Start

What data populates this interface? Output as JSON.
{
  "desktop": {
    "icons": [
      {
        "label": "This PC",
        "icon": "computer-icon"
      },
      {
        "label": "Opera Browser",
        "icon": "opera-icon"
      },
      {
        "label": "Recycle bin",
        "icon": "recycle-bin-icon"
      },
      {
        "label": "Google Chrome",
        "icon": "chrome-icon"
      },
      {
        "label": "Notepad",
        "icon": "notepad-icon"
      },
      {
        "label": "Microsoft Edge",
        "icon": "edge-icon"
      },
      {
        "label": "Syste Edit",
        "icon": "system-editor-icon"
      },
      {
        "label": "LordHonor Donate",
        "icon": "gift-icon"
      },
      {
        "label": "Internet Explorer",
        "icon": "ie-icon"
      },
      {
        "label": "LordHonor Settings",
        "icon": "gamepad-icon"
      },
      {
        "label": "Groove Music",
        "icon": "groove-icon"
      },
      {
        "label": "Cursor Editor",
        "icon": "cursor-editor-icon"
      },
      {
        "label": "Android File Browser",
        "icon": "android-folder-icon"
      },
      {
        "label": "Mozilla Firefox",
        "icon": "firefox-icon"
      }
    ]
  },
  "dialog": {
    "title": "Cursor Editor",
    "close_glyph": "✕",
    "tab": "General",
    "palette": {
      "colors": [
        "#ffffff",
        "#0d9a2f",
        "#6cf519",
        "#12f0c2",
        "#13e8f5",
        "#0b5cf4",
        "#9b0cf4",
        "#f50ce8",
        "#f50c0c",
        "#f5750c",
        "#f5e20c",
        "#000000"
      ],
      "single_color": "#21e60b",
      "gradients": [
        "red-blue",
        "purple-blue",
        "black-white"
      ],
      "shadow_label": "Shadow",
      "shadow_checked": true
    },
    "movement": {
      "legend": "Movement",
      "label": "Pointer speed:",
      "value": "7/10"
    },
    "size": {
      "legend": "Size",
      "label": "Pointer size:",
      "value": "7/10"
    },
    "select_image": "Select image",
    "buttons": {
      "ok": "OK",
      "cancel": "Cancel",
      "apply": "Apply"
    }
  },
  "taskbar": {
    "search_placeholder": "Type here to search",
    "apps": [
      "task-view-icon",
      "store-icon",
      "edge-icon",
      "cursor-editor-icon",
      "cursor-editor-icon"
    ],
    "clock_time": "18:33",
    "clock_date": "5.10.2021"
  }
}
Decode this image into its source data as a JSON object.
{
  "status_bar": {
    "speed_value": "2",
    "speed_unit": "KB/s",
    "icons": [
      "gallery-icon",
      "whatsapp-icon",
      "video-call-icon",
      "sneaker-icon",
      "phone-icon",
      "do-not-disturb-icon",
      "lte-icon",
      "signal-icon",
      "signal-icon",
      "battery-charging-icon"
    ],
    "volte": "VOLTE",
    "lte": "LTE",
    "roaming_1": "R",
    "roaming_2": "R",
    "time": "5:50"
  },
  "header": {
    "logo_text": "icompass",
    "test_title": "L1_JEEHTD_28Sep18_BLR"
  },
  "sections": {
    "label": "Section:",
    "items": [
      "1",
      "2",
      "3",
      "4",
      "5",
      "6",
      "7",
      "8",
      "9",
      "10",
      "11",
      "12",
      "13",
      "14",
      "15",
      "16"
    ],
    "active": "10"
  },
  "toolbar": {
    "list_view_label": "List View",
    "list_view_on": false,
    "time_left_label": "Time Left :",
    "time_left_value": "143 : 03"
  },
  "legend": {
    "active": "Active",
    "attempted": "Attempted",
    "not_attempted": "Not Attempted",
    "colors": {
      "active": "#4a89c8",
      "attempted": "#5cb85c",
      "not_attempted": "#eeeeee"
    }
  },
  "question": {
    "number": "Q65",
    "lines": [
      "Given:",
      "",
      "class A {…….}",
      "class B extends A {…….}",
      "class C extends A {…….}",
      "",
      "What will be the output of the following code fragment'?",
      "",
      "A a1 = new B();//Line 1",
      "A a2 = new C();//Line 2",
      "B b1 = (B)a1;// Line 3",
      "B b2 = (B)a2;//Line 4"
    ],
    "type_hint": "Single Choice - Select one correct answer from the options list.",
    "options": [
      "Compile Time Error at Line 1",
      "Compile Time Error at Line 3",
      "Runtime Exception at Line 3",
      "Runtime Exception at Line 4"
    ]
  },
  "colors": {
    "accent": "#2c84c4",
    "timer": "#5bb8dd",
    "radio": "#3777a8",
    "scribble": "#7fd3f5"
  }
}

End

* _Your instructions_
Transcribe the material above word for word.

* _Solved exercise_
What data populates this interface? Output as JSON.
{
  "desktop": {
    "icons": [
      {
        "label": "This PC",
        "icon": "computer-icon"
      },
      {
        "label": "Opera Browser",
        "icon": "opera-icon"
      },
      {
        "label": "Recycle bin",
        "icon": "recycle-bin-icon"
      },
      {
        "label": "Google Chrome",
        "icon": "chrome-icon"
      },
      {
        "label": "Notepad",
        "icon": "notepad-icon"
      },
      {
        "label": "Microsoft Edge",
        "icon": "edge-icon"
      },
      {
        "label": "Syste Edit",
        "icon": "system-editor-icon"
      },
      {
        "label": "LordHonor Donate",
        "icon": "gift-icon"
      },
      {
        "label": "Internet Explorer",
        "icon": "ie-icon"
      },
      {
        "label": "LordHonor Settings",
        "icon": "gamepad-icon"
      },
      {
        "label": "Groove Music",
        "icon": "groove-icon"
      },
      {
        "label": "Cursor Editor",
        "icon": "cursor-editor-icon"
      },
      {
        "label": "Android File Browser",
        "icon": "android-folder-icon"
      },
      {
        "label": "Mozilla Firefox",
        "icon": "firefox-icon"
      }
    ]
  },
  "dialog": {
    "title": "Cursor Editor",
    "close_glyph": "✕",
    "tab": "General",
    "palette": {
      "colors": [
        "#ffffff",
        "#0d9a2f",
        "#6cf519",
        "#12f0c2",
        "#13e8f5",
        "#0b5cf4",
        "#9b0cf4",
        "#f50ce8",
        "#f50c0c",
        "#f5750c",
        "#f5e20c",
        "#000000"
      ],
      "single_color": "#21e60b",
      "gradients": [
        "red-blue",
        "purple-blue",
        "black-white"
      ],
      "shadow_label": "Shadow",
      "shadow_checked": true
    },
    "movement": {
      "legend": "Movement",
      "label": "Pointer speed:",
      "value": "7/10"
    },
    "size": {
      "legend": "Size",
      "label": "Pointer size:",
      "value": "7/10"
    },
    "select_image": "Select image",
    "buttons": {
      "ok": "OK",
      "cancel": "Cancel",
      "apply": "Apply"
    }
  },
  "taskbar": {
    "search_placeholder": "Type here to search",
    "apps": [
      "task-view-icon",
      "store-icon",
      "edge-icon",
      "cursor-editor-icon",
      "cursor-editor-icon"
    ],
    "clock_time": "18:33",
    "clock_date": "5.10.2021"
  }
}
Decode this image into its source data as a JSON object.
{
  "status_bar": {
    "speed_value": "2",
    "speed_unit": "KB/s",
    "icons": [
      "gallery-icon",
      "whatsapp-icon",
      "video-call-icon",
      "sneaker-icon",
      "phone-icon",
      "do-not-disturb-icon",
      "lte-icon",
      "signal-icon",
      "signal-icon",
      "battery-charging-icon"
    ],
    "volte": "VOLTE",
    "lte": "LTE",
    "roaming_1": "R",
    "roaming_2": "R",
    "time": "5:50"
  },
  "header": {
    "logo_text": "icompass",
    "test_title": "L1_JEEHTD_28Sep18_BLR"
  },
  "sections": {
    "label": "Section:",
    "items": [
      "1",
      "2",
      "3",
      "4",
      "5",
      "6",
      "7",
      "8",
      "9",
      "10",
      "11",
      "12",
      "13",
      "14",
      "15",
      "16"
    ],
    "active": "10"
  },
  "toolbar": {
    "list_view_label": "List View",
    "list_view_on": false,
    "time_left_label": "Time Left :",
    "time_left_value": "143 : 03"
  },
  "legend": {
    "active": "Active",
    "attempted": "Attempted",
    "not_attempted": "Not Attempted",
    "colors": {
      "active": "#4a89c8",
      "attempted": "#5cb85c",
      "not_attempted": "#eeeeee"
    }
  },
  "question": {
    "number": "Q65",
    "lines": [
      "Given:",
      "",
      "class A {…….}",
      "class B extends A {…….}",
      "class C extends A {…….}",
      "",
      "What will be the output of the following code fragment'?",
      "",
      "A a1 = new B();//Line 1",
      "A a2 = new C();//Line 2",
      "B b1 = (B)a1;// Line 3",
      "B b2 = (B)a2;//Line 4"
    ],
    "type_hint": "Single Choice - Select one correct answer from the options list.",
    "options": [
      "Compile Time Error at Line 1",
      "Compile Time Error at Line 3",
      "Runtime Exception at Line 3",
      "Runtime Exception at Line 4"
    ]
  },
  "colors": {
    "accent": "#2c84c4",
    "timer": "#5bb8dd",
    "radio": "#3777a8",
    "scribble": "#7fd3f5"
  }
}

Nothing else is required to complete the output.